◆ **Stated exercise**
Give the listing again exactly, omitting its images.

◆ **Supplied material**
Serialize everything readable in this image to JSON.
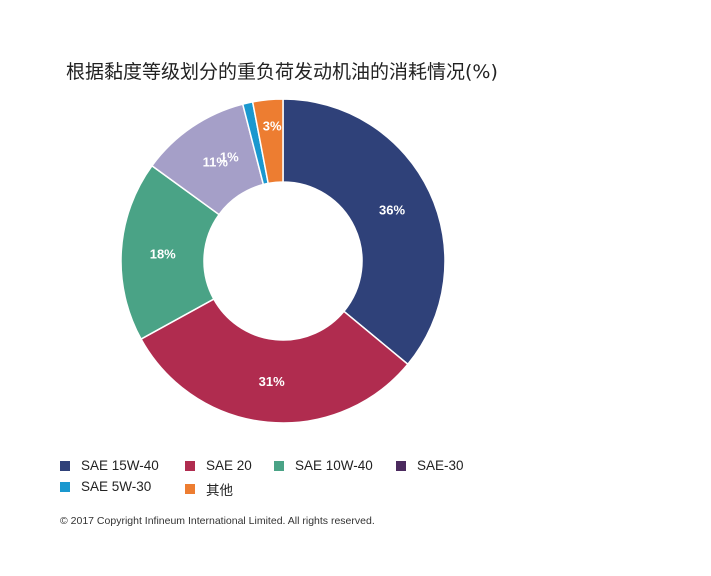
{
  "chart_data": {
    "type": "pie",
    "donut": true,
    "title": "根据黏度等级划分的重负荷发动机油的消耗情况(%)",
    "categories": [
      "SAE 15W-40",
      "SAE 20",
      "SAE 10W-40",
      "SAE-30",
      "SAE 5W-30",
      "其他"
    ],
    "values": [
      36,
      31,
      18,
      11,
      1,
      3
    ],
    "data_labels": [
      "36%",
      "31%",
      "18%",
      "11%",
      "1%",
      "3%"
    ],
    "colors": [
      "#2f4179",
      "#b02c4f",
      "#4aa386",
      "#a59fc8",
      "#1a98cf",
      "#ed7d31"
    ],
    "legend_colors": [
      "#2f4179",
      "#b02c4f",
      "#4aa386",
      "#4b2a5e",
      "#1a98cf",
      "#ed7d31"
    ],
    "legend_position": "bottom"
  },
  "copyright": "© 2017 Copyright Infineum International Limited. All rights reserved."
}
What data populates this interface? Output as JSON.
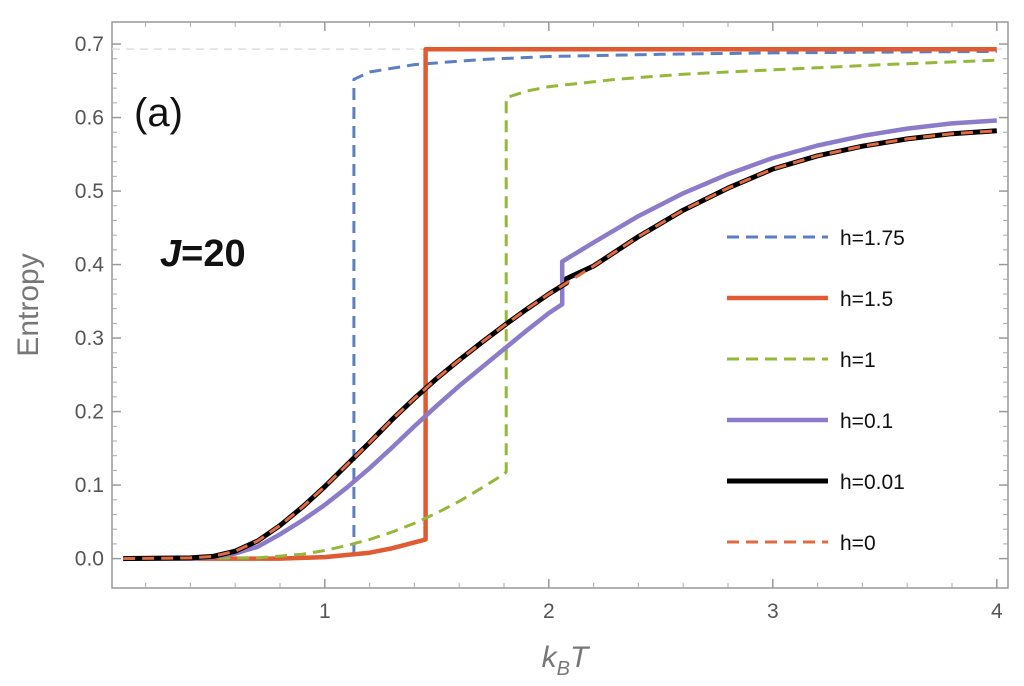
{
  "chart_data": {
    "type": "line",
    "title": "",
    "panel_label": "(a)",
    "parameter_label": {
      "var": "J",
      "eq": "=20"
    },
    "xlabel": {
      "main": "k",
      "sub": "B",
      "var": "T"
    },
    "ylabel": "Entropy",
    "xlim": [
      0.05,
      4.05
    ],
    "ylim": [
      -0.04,
      0.73
    ],
    "xticks": [
      1,
      2,
      3,
      4
    ],
    "xtick_labels": [
      "1",
      "2",
      "3",
      "4"
    ],
    "yticks": [
      0.0,
      0.1,
      0.2,
      0.3,
      0.4,
      0.5,
      0.6,
      0.7
    ],
    "ytick_labels": [
      "0.0",
      "0.1",
      "0.2",
      "0.3",
      "0.4",
      "0.5",
      "0.6",
      "0.7"
    ],
    "reference_line": 0.6931,
    "legend_position": "center-right",
    "series": [
      {
        "name": "h=1.75",
        "color": "#5B7FC2",
        "dash": true,
        "width": 3,
        "x": [
          0.1,
          0.6,
          0.9,
          1.05,
          1.12,
          1.13,
          1.13,
          1.2,
          1.4,
          1.7,
          2.0,
          2.5,
          3.0,
          3.5,
          4.0
        ],
        "y": [
          0.0,
          0.0,
          0.001,
          0.003,
          0.006,
          0.008,
          0.652,
          0.662,
          0.672,
          0.679,
          0.683,
          0.686,
          0.688,
          0.689,
          0.69
        ]
      },
      {
        "name": "h=1.5",
        "color": "#E05A32",
        "dash": false,
        "width": 4.5,
        "x": [
          0.1,
          0.8,
          1.0,
          1.2,
          1.3,
          1.4,
          1.45,
          1.45,
          2.0,
          3.0,
          4.0
        ],
        "y": [
          0.0,
          0.0,
          0.002,
          0.008,
          0.014,
          0.022,
          0.026,
          0.693,
          0.693,
          0.693,
          0.693
        ]
      },
      {
        "name": "h=1",
        "color": "#95B73A",
        "dash": true,
        "width": 3,
        "x": [
          0.1,
          0.7,
          0.9,
          1.0,
          1.1,
          1.2,
          1.3,
          1.4,
          1.5,
          1.6,
          1.7,
          1.8,
          1.81,
          1.81,
          1.9,
          2.0,
          2.3,
          2.6,
          3.0,
          3.5,
          4.0
        ],
        "y": [
          0.0,
          0.001,
          0.006,
          0.011,
          0.018,
          0.026,
          0.036,
          0.048,
          0.062,
          0.078,
          0.096,
          0.115,
          0.118,
          0.627,
          0.636,
          0.642,
          0.652,
          0.659,
          0.665,
          0.672,
          0.678
        ]
      },
      {
        "name": "h=0.1",
        "color": "#8B7BC8",
        "dash": false,
        "width": 4.5,
        "x": [
          0.1,
          0.4,
          0.5,
          0.6,
          0.7,
          0.8,
          0.9,
          1.0,
          1.1,
          1.2,
          1.3,
          1.4,
          1.5,
          1.6,
          1.7,
          1.8,
          1.9,
          2.0,
          2.06,
          2.06,
          2.2,
          2.4,
          2.6,
          2.8,
          3.0,
          3.2,
          3.4,
          3.6,
          3.8,
          4.0
        ],
        "y": [
          0.0,
          0.0,
          0.002,
          0.007,
          0.016,
          0.033,
          0.052,
          0.073,
          0.097,
          0.123,
          0.151,
          0.18,
          0.208,
          0.235,
          0.26,
          0.285,
          0.31,
          0.334,
          0.346,
          0.404,
          0.43,
          0.466,
          0.497,
          0.523,
          0.545,
          0.562,
          0.575,
          0.585,
          0.592,
          0.596
        ]
      },
      {
        "name": "h=0.01",
        "color": "#000000",
        "dash": false,
        "width": 5,
        "x": [
          0.1,
          0.4,
          0.5,
          0.6,
          0.7,
          0.8,
          0.9,
          1.0,
          1.1,
          1.2,
          1.3,
          1.4,
          1.5,
          1.6,
          1.7,
          1.8,
          1.9,
          2.0,
          2.08,
          2.08,
          2.2,
          2.4,
          2.6,
          2.8,
          3.0,
          3.2,
          3.4,
          3.6,
          3.8,
          4.0
        ],
        "y": [
          0.0,
          0.001,
          0.003,
          0.01,
          0.024,
          0.045,
          0.07,
          0.098,
          0.128,
          0.158,
          0.189,
          0.218,
          0.245,
          0.27,
          0.294,
          0.317,
          0.339,
          0.36,
          0.375,
          0.381,
          0.398,
          0.438,
          0.474,
          0.504,
          0.53,
          0.548,
          0.561,
          0.571,
          0.578,
          0.582
        ]
      },
      {
        "name": "h=0",
        "color": "#E06A42",
        "dash": true,
        "width": 3,
        "x": [
          0.1,
          0.4,
          0.5,
          0.6,
          0.7,
          0.8,
          0.9,
          1.0,
          1.1,
          1.2,
          1.3,
          1.4,
          1.5,
          1.6,
          1.7,
          1.8,
          1.9,
          2.0,
          2.2,
          2.4,
          2.6,
          2.8,
          3.0,
          3.2,
          3.4,
          3.6,
          3.8,
          4.0
        ],
        "y": [
          0.0,
          0.001,
          0.003,
          0.01,
          0.024,
          0.045,
          0.07,
          0.098,
          0.128,
          0.158,
          0.189,
          0.218,
          0.245,
          0.27,
          0.294,
          0.317,
          0.339,
          0.36,
          0.398,
          0.438,
          0.474,
          0.504,
          0.53,
          0.548,
          0.561,
          0.571,
          0.578,
          0.582
        ]
      }
    ]
  }
}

◆ **Answer for the task**
Serialize everything readable in this image to JSON.
{
  "chart_data": {
    "type": "pie",
    "donut": true,
    "title": "根据黏度等级划分的重负荷发动机油的消耗情况(%)",
    "categories": [
      "SAE 15W-40",
      "SAE 20",
      "SAE 10W-40",
      "SAE-30",
      "SAE 5W-30",
      "其他"
    ],
    "values": [
      36,
      31,
      18,
      11,
      1,
      3
    ],
    "data_labels": [
      "36%",
      "31%",
      "18%",
      "11%",
      "1%",
      "3%"
    ],
    "colors": [
      "#2f4179",
      "#b02c4f",
      "#4aa386",
      "#a59fc8",
      "#1a98cf",
      "#ed7d31"
    ],
    "legend_colors": [
      "#2f4179",
      "#b02c4f",
      "#4aa386",
      "#4b2a5e",
      "#1a98cf",
      "#ed7d31"
    ],
    "legend_position": "bottom"
  },
  "copyright": "© 2017 Copyright Infineum International Limited. All rights reserved."
}
What data populates this interface? Output as JSON.
{
  "chart_data": {
    "type": "line",
    "title": "",
    "panel_label": "(a)",
    "parameter_label": {
      "var": "J",
      "eq": "=20"
    },
    "xlabel": {
      "main": "k",
      "sub": "B",
      "var": "T"
    },
    "ylabel": "Entropy",
    "xlim": [
      0.05,
      4.05
    ],
    "ylim": [
      -0.04,
      0.73
    ],
    "xticks": [
      1,
      2,
      3,
      4
    ],
    "xtick_labels": [
      "1",
      "2",
      "3",
      "4"
    ],
    "yticks": [
      0.0,
      0.1,
      0.2,
      0.3,
      0.4,
      0.5,
      0.6,
      0.7
    ],
    "ytick_labels": [
      "0.0",
      "0.1",
      "0.2",
      "0.3",
      "0.4",
      "0.5",
      "0.6",
      "0.7"
    ],
    "reference_line": 0.6931,
    "legend_position": "center-right",
    "series": [
      {
        "name": "h=1.75",
        "color": "#5B7FC2",
        "dash": true,
        "width": 3,
        "x": [
          0.1,
          0.6,
          0.9,
          1.05,
          1.12,
          1.13,
          1.13,
          1.2,
          1.4,
          1.7,
          2.0,
          2.5,
          3.0,
          3.5,
          4.0
        ],
        "y": [
          0.0,
          0.0,
          0.001,
          0.003,
          0.006,
          0.008,
          0.652,
          0.662,
          0.672,
          0.679,
          0.683,
          0.686,
          0.688,
          0.689,
          0.69
        ]
      },
      {
        "name": "h=1.5",
        "color": "#E05A32",
        "dash": false,
        "width": 4.5,
        "x": [
          0.1,
          0.8,
          1.0,
          1.2,
          1.3,
          1.4,
          1.45,
          1.45,
          2.0,
          3.0,
          4.0
        ],
        "y": [
          0.0,
          0.0,
          0.002,
          0.008,
          0.014,
          0.022,
          0.026,
          0.693,
          0.693,
          0.693,
          0.693
        ]
      },
      {
        "name": "h=1",
        "color": "#95B73A",
        "dash": true,
        "width": 3,
        "x": [
          0.1,
          0.7,
          0.9,
          1.0,
          1.1,
          1.2,
          1.3,
          1.4,
          1.5,
          1.6,
          1.7,
          1.8,
          1.81,
          1.81,
          1.9,
          2.0,
          2.3,
          2.6,
          3.0,
          3.5,
          4.0
        ],
        "y": [
          0.0,
          0.001,
          0.006,
          0.011,
          0.018,
          0.026,
          0.036,
          0.048,
          0.062,
          0.078,
          0.096,
          0.115,
          0.118,
          0.627,
          0.636,
          0.642,
          0.652,
          0.659,
          0.665,
          0.672,
          0.678
        ]
      },
      {
        "name": "h=0.1",
        "color": "#8B7BC8",
        "dash": false,
        "width": 4.5,
        "x": [
          0.1,
          0.4,
          0.5,
          0.6,
          0.7,
          0.8,
          0.9,
          1.0,
          1.1,
          1.2,
          1.3,
          1.4,
          1.5,
          1.6,
          1.7,
          1.8,
          1.9,
          2.0,
          2.06,
          2.06,
          2.2,
          2.4,
          2.6,
          2.8,
          3.0,
          3.2,
          3.4,
          3.6,
          3.8,
          4.0
        ],
        "y": [
          0.0,
          0.0,
          0.002,
          0.007,
          0.016,
          0.033,
          0.052,
          0.073,
          0.097,
          0.123,
          0.151,
          0.18,
          0.208,
          0.235,
          0.26,
          0.285,
          0.31,
          0.334,
          0.346,
          0.404,
          0.43,
          0.466,
          0.497,
          0.523,
          0.545,
          0.562,
          0.575,
          0.585,
          0.592,
          0.596
        ]
      },
      {
        "name": "h=0.01",
        "color": "#000000",
        "dash": false,
        "width": 5,
        "x": [
          0.1,
          0.4,
          0.5,
          0.6,
          0.7,
          0.8,
          0.9,
          1.0,
          1.1,
          1.2,
          1.3,
          1.4,
          1.5,
          1.6,
          1.7,
          1.8,
          1.9,
          2.0,
          2.08,
          2.08,
          2.2,
          2.4,
          2.6,
          2.8,
          3.0,
          3.2,
          3.4,
          3.6,
          3.8,
          4.0
        ],
        "y": [
          0.0,
          0.001,
          0.003,
          0.01,
          0.024,
          0.045,
          0.07,
          0.098,
          0.128,
          0.158,
          0.189,
          0.218,
          0.245,
          0.27,
          0.294,
          0.317,
          0.339,
          0.36,
          0.375,
          0.381,
          0.398,
          0.438,
          0.474,
          0.504,
          0.53,
          0.548,
          0.561,
          0.571,
          0.578,
          0.582
        ]
      },
      {
        "name": "h=0",
        "color": "#E06A42",
        "dash": true,
        "width": 3,
        "x": [
          0.1,
          0.4,
          0.5,
          0.6,
          0.7,
          0.8,
          0.9,
          1.0,
          1.1,
          1.2,
          1.3,
          1.4,
          1.5,
          1.6,
          1.7,
          1.8,
          1.9,
          2.0,
          2.2,
          2.4,
          2.6,
          2.8,
          3.0,
          3.2,
          3.4,
          3.6,
          3.8,
          4.0
        ],
        "y": [
          0.0,
          0.001,
          0.003,
          0.01,
          0.024,
          0.045,
          0.07,
          0.098,
          0.128,
          0.158,
          0.189,
          0.218,
          0.245,
          0.27,
          0.294,
          0.317,
          0.339,
          0.36,
          0.398,
          0.438,
          0.474,
          0.504,
          0.53,
          0.548,
          0.561,
          0.571,
          0.578,
          0.582
        ]
      }
    ]
  }
}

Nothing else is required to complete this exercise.